Objective
Your reply should be a single number: how many lines contain the string "フォロワー".
Start of Data section
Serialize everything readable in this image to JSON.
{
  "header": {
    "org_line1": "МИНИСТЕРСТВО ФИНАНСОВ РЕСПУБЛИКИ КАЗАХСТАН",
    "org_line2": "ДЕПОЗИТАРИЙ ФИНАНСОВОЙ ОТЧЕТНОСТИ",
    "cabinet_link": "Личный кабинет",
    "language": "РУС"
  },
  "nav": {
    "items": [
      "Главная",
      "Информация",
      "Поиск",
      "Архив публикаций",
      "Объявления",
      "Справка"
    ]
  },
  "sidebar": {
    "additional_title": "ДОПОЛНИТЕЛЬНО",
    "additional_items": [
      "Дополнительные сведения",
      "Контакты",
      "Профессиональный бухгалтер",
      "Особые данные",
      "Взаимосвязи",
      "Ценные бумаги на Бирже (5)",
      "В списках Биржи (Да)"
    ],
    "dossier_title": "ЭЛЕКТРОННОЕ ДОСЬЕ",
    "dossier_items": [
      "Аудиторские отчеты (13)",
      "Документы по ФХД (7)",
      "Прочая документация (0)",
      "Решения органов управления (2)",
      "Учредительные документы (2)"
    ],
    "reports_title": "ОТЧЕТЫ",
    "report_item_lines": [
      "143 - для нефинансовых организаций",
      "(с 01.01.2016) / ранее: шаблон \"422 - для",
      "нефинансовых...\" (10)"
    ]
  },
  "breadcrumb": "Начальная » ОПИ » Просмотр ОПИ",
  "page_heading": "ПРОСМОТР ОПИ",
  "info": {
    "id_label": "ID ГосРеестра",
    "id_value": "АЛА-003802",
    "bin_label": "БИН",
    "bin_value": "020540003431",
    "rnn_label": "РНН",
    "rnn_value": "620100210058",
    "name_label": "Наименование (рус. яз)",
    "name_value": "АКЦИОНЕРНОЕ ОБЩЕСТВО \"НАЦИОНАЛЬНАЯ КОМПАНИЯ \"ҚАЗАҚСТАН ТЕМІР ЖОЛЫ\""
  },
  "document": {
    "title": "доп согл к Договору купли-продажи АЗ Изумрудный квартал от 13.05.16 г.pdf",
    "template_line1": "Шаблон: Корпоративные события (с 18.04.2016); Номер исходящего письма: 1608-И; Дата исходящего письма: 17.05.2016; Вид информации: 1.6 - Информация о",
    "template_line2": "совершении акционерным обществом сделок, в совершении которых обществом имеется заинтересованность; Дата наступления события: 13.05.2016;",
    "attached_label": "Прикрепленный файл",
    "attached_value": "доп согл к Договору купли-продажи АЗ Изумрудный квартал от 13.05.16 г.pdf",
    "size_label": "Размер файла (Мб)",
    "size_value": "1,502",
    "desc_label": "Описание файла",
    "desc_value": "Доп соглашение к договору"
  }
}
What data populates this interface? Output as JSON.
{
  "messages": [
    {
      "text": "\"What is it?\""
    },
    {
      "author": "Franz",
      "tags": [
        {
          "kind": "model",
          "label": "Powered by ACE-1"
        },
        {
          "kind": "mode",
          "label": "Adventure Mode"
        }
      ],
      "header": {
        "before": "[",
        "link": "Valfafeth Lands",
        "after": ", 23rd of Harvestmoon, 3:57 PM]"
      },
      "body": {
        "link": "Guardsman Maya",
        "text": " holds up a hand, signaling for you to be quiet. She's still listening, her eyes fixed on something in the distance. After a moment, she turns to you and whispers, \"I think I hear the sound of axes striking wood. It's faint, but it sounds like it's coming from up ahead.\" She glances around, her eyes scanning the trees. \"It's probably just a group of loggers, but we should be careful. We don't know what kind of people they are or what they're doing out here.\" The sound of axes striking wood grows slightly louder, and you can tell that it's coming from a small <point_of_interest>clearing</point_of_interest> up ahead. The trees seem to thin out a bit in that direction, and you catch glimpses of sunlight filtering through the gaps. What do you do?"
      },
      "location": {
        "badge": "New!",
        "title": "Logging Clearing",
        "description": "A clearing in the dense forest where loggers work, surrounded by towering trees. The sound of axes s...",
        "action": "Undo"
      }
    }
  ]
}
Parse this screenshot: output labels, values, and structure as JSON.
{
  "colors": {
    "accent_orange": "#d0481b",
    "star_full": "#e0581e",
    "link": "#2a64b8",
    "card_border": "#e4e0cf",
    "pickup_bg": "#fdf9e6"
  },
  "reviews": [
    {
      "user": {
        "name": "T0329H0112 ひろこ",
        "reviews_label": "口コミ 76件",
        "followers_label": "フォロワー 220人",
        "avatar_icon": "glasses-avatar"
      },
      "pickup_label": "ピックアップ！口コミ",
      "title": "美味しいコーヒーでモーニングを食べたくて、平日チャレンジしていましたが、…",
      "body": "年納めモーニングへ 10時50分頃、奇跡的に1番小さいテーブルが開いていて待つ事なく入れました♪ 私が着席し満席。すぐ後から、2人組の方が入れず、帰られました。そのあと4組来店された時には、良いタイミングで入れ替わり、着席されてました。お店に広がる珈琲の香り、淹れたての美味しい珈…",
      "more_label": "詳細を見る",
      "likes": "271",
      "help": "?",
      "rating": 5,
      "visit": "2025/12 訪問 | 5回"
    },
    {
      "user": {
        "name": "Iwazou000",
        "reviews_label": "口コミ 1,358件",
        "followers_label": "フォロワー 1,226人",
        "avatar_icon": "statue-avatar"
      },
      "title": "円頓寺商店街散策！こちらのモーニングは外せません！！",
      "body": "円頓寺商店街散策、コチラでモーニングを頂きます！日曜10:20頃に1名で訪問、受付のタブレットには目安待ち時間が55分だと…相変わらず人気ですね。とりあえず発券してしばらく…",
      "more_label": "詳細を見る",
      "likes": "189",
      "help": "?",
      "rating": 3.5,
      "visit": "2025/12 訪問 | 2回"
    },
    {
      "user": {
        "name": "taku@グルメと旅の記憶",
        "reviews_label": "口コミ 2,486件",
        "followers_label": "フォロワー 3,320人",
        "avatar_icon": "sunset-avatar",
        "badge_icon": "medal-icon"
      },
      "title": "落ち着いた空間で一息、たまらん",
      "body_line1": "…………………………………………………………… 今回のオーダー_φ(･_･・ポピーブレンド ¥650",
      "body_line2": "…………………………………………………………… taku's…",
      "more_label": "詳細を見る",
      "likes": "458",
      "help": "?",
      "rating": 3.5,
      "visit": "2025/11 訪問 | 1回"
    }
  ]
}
End of Data section
Reply
3